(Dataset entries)
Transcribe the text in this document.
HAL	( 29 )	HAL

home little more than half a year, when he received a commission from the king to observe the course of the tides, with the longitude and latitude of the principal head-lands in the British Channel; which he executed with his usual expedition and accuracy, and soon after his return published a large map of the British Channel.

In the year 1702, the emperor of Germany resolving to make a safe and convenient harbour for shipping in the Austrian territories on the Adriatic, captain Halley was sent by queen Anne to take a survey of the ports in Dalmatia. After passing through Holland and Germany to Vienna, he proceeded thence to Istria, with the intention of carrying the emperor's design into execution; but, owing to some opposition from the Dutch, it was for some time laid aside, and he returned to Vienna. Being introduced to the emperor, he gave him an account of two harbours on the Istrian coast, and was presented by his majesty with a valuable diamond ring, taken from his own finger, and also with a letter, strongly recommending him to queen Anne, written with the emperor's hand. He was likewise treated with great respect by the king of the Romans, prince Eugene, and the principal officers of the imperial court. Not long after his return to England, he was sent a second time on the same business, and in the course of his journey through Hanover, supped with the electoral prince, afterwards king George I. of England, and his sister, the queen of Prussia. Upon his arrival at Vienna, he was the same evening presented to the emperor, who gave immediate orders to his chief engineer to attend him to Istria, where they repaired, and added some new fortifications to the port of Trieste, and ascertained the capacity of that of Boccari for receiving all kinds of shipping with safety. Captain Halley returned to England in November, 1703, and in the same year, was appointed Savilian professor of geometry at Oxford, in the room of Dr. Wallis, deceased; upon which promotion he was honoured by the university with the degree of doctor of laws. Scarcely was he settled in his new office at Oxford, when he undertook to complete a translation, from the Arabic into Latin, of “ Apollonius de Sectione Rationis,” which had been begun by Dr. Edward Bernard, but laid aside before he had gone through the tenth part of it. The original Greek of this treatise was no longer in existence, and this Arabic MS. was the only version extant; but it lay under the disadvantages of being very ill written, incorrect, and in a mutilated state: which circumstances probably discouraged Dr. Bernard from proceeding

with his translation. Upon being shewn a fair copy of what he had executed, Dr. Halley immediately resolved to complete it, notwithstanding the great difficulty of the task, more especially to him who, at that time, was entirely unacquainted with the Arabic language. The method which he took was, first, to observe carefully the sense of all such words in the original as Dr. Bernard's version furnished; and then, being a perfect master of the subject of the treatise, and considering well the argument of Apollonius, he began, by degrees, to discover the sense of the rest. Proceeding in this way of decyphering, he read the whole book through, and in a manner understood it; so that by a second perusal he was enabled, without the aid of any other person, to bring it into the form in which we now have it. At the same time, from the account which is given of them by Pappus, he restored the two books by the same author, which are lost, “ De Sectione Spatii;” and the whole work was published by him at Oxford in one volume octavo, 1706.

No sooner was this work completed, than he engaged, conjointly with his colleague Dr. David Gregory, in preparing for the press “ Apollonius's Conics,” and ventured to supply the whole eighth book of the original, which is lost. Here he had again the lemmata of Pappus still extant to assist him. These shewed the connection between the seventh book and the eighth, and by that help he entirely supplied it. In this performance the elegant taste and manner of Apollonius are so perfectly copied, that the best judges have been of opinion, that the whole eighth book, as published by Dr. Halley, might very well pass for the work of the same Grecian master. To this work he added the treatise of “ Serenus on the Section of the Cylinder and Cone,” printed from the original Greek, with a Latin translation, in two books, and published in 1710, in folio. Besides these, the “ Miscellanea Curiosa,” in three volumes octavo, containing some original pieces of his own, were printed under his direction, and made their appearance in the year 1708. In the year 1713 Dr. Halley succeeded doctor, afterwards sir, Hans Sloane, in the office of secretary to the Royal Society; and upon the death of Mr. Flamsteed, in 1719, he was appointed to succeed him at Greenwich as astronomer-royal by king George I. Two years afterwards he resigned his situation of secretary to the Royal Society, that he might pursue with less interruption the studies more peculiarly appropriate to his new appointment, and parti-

Short exercise
Repeat each entry word for word.

Reply
Transcribe the text in this document.
HAL	( 29 )	HAL

home little more than half a year, when he received a commission from the king to observe the course of the tides, with the longitude and latitude of the principal head-lands in the British Channel; which he executed with his usual expedition and accuracy, and soon after his return published a large map of the British Channel.

In the year 1702, the emperor of Germany resolving to make a safe and convenient harbour for shipping in the Austrian territories on the Adriatic, captain Halley was sent by queen Anne to take a survey of the ports in Dalmatia. After passing through Holland and Germany to Vienna, he proceeded thence to Istria, with the intention of carrying the emperor's design into execution; but, owing to some opposition from the Dutch, it was for some time laid aside, and he returned to Vienna. Being introduced to the emperor, he gave him an account of two harbours on the Istrian coast, and was presented by his majesty with a valuable diamond ring, taken from his own finger, and also with a letter, strongly recommending him to queen Anne, written with the emperor's hand. He was likewise treated with great respect by the king of the Romans, prince Eugene, and the principal officers of the imperial court. Not long after his return to England, he was sent a second time on the same business, and in the course of his journey through Hanover, supped with the electoral prince, afterwards king George I. of England, and his sister, the queen of Prussia. Upon his arrival at Vienna, he was the same evening presented to the emperor, who gave immediate orders to his chief engineer to attend him to Istria, where they repaired, and added some new fortifications to the port of Trieste, and ascertained the capacity of that of Boccari for receiving all kinds of shipping with safety. Captain Halley returned to England in November, 1703, and in the same year, was appointed Savilian professor of geometry at Oxford, in the room of Dr. Wallis, deceased; upon which promotion he was honoured by the university with the degree of doctor of laws. Scarcely was he settled in his new office at Oxford, when he undertook to complete a translation, from the Arabic into Latin, of “ Apollonius de Sectione Rationis,” which had been begun by Dr. Edward Bernard, but laid aside before he had gone through the tenth part of it. The original Greek of this treatise was no longer in existence, and this Arabic MS. was the only version extant; but it lay under the disadvantages of being very ill written, incorrect, and in a mutilated state: which circumstances probably discouraged Dr. Bernard from proceeding

with his translation. Upon being shewn a fair copy of what he had executed, Dr. Halley immediately resolved to complete it, notwithstanding the great difficulty of the task, more especially to him who, at that time, was entirely unacquainted with the Arabic language. The method which he took was, first, to observe carefully the sense of all such words in the original as Dr. Bernard's version furnished; and then, being a perfect master of the subject of the treatise, and considering well the argument of Apollonius, he began, by degrees, to discover the sense of the rest. Proceeding in this way of decyphering, he read the whole book through, and in a manner understood it; so that by a second perusal he was enabled, without the aid of any other person, to bring it into the form in which we now have it. At the same time, from the account which is given of them by Pappus, he restored the two books by the same author, which are lost, “ De Sectione Spatii;” and the whole work was published by him at Oxford in one volume octavo, 1706.

No sooner was this work completed, than he engaged, conjointly with his colleague Dr. David Gregory, in preparing for the press “ Apollonius's Conics,” and ventured to supply the whole eighth book of the original, which is lost. Here he had again the lemmata of Pappus still extant to assist him. These shewed the connection between the seventh book and the eighth, and by that help he entirely supplied it. In this performance the elegant taste and manner of Apollonius are so perfectly copied, that the best judges have been of opinion, that the whole eighth book, as published by Dr. Halley, might very well pass for the work of the same Grecian master. To this work he added the treatise of “ Serenus on the Section of the Cylinder and Cone,” printed from the original Greek, with a Latin translation, in two books, and published in 1710, in folio. Besides these, the “ Miscellanea Curiosa,” in three volumes octavo, containing some original pieces of his own, were printed under his direction, and made their appearance in the year 1708. In the year 1713 Dr. Halley succeeded doctor, afterwards sir, Hans Sloane, in the office of secretary to the Royal Society; and upon the death of Mr. Flamsteed, in 1719, he was appointed to succeed him at Greenwich as astronomer-royal by king George I. Two years afterwards he resigned his situation of secretary to the Royal Society, that he might pursue with less interruption the studies more peculiarly appropriate to his new appointment, and parti-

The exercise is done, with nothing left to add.